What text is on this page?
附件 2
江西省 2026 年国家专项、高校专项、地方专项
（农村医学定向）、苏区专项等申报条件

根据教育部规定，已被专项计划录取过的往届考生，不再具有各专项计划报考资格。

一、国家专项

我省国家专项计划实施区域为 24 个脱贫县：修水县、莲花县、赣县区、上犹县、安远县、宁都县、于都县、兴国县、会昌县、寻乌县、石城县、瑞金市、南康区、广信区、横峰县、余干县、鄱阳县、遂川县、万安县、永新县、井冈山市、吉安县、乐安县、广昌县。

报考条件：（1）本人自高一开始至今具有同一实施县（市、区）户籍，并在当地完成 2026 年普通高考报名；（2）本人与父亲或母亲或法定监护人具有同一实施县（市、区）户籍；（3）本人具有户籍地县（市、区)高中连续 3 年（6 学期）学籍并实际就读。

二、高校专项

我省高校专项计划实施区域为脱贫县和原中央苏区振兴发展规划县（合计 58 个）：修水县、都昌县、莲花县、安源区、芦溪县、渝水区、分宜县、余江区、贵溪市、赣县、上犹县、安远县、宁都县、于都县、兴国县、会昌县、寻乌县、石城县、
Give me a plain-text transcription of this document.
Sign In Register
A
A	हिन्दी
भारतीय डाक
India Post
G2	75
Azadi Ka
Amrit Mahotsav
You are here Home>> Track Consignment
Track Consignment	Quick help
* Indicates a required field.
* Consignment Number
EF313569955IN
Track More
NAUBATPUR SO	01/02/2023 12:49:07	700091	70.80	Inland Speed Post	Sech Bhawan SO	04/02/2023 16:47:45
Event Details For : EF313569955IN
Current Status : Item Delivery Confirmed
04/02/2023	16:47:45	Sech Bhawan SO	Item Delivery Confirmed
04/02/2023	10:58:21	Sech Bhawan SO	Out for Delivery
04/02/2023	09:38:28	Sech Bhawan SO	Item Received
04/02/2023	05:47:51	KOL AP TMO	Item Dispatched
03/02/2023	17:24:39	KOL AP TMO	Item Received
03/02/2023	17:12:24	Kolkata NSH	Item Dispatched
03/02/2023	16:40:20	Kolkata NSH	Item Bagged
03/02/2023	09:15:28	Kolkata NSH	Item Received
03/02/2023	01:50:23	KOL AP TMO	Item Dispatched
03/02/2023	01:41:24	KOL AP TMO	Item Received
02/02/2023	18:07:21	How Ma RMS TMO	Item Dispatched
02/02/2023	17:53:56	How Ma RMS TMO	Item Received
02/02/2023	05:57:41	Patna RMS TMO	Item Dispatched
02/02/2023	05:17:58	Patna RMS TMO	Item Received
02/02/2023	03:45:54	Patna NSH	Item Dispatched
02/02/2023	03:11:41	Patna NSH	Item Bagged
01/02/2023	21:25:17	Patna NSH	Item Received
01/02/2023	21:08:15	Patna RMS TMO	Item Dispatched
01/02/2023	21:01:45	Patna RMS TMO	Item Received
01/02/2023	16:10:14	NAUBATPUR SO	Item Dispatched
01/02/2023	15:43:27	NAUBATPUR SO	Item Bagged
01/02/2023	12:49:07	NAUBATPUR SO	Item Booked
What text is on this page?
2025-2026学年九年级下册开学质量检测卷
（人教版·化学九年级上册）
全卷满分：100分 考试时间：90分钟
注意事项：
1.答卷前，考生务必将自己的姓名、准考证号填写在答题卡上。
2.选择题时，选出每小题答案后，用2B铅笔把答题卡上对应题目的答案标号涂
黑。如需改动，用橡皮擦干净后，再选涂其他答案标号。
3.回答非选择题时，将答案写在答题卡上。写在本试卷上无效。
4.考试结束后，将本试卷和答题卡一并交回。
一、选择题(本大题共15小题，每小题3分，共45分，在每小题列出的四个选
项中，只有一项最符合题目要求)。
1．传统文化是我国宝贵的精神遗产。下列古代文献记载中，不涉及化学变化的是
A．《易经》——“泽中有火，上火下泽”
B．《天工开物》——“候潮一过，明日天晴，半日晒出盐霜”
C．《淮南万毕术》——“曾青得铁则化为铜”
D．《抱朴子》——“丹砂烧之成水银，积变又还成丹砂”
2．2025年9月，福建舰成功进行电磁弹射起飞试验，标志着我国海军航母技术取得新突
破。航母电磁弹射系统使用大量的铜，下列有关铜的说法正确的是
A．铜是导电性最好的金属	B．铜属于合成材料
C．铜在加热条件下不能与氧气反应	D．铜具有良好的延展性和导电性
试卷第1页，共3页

______________________________

Each line of the material above needs to be quoted exactly, please.

What text is on this page?
附件 2
江西省 2026 年国家专项、高校专项、地方专项
（农村医学定向）、苏区专项等申报条件

根据教育部规定，已被专项计划录取过的往届考生，不再具有各专项计划报考资格。

一、国家专项

我省国家专项计划实施区域为 24 个脱贫县：修水县、莲花县、赣县区、上犹县、安远县、宁都县、于都县、兴国县、会昌县、寻乌县、石城县、瑞金市、南康区、广信区、横峰县、余干县、鄱阳县、遂川县、万安县、永新县、井冈山市、吉安县、乐安县、广昌县。

报考条件：（1）本人自高一开始至今具有同一实施县（市、区）户籍，并在当地完成 2026 年普通高考报名；（2）本人与父亲或母亲或法定监护人具有同一实施县（市、区）户籍；（3）本人具有户籍地县（市、区)高中连续 3 年（6 学期）学籍并实际就读。

二、高校专项

我省高校专项计划实施区域为脱贫县和原中央苏区振兴发展规划县（合计 58 个）：修水县、都昌县、莲花县、安源区、芦溪县、渝水区、分宜县、余江区、贵溪市、赣县、上犹县、安远县、宁都县、于都县、兴国县、会昌县、寻乌县、石城县、
Give me a plain-text transcription of this document.
Sign In Register
A
A	हिन्दी
भारतीय डाक
India Post
G2	75
Azadi Ka
Amrit Mahotsav
You are here Home>> Track Consignment
Track Consignment	Quick help
* Indicates a required field.
* Consignment Number
EF313569955IN
Track More
NAUBATPUR SO	01/02/2023 12:49:07	700091	70.80	Inland Speed Post	Sech Bhawan SO	04/02/2023 16:47:45
Event Details For : EF313569955IN
Current Status : Item Delivery Confirmed
04/02/2023	16:47:45	Sech Bhawan SO	Item Delivery Confirmed
04/02/2023	10:58:21	Sech Bhawan SO	Out for Delivery
04/02/2023	09:38:28	Sech Bhawan SO	Item Received
04/02/2023	05:47:51	KOL AP TMO	Item Dispatched
03/02/2023	17:24:39	KOL AP TMO	Item Received
03/02/2023	17:12:24	Kolkata NSH	Item Dispatched
03/02/2023	16:40:20	Kolkata NSH	Item Bagged
03/02/2023	09:15:28	Kolkata NSH	Item Received
03/02/2023	01:50:23	KOL AP TMO	Item Dispatched
03/02/2023	01:41:24	KOL AP TMO	Item Received
02/02/2023	18:07:21	How Ma RMS TMO	Item Dispatched
02/02/2023	17:53:56	How Ma RMS TMO	Item Received
02/02/2023	05:57:41	Patna RMS TMO	Item Dispatched
02/02/2023	05:17:58	Patna RMS TMO	Item Received
02/02/2023	03:45:54	Patna NSH	Item Dispatched
02/02/2023	03:11:41	Patna NSH	Item Bagged
01/02/2023	21:25:17	Patna NSH	Item Received
01/02/2023	21:08:15	Patna RMS TMO	Item Dispatched
01/02/2023	21:01:45	Patna RMS TMO	Item Received
01/02/2023	16:10:14	NAUBATPUR SO	Item Dispatched
01/02/2023	15:43:27	NAUBATPUR SO	Item Bagged
01/02/2023	12:49:07	NAUBATPUR SO	Item Booked
What text is on this page?
2025-2026学年九年级下册开学质量检测卷
（人教版·化学九年级上册）
全卷满分：100分 考试时间：90分钟
注意事项：
1.答卷前，考生务必将自己的姓名、准考证号填写在答题卡上。
2.选择题时，选出每小题答案后，用2B铅笔把答题卡上对应题目的答案标号涂
黑。如需改动，用橡皮擦干净后，再选涂其他答案标号。
3.回答非选择题时，将答案写在答题卡上。写在本试卷上无效。
4.考试结束后，将本试卷和答题卡一并交回。
一、选择题(本大题共15小题，每小题3分，共45分，在每小题列出的四个选
项中，只有一项最符合题目要求)。
1．传统文化是我国宝贵的精神遗产。下列古代文献记载中，不涉及化学变化的是
A．《易经》——“泽中有火，上火下泽”
B．《天工开物》——“候潮一过，明日天晴，半日晒出盐霜”
C．《淮南万毕术》——“曾青得铁则化为铜”
D．《抱朴子》——“丹砂烧之成水银，积变又还成丹砂”
2．2025年9月，福建舰成功进行电磁弹射起飞试验，标志着我国海军航母技术取得新突
破。航母电磁弹射系统使用大量的铜，下列有关铜的说法正确的是
A．铜是导电性最好的金属	B．铜属于合成材料
C．铜在加热条件下不能与氧气反应	D．铜具有良好的延展性和导电性
试卷第1页，共3页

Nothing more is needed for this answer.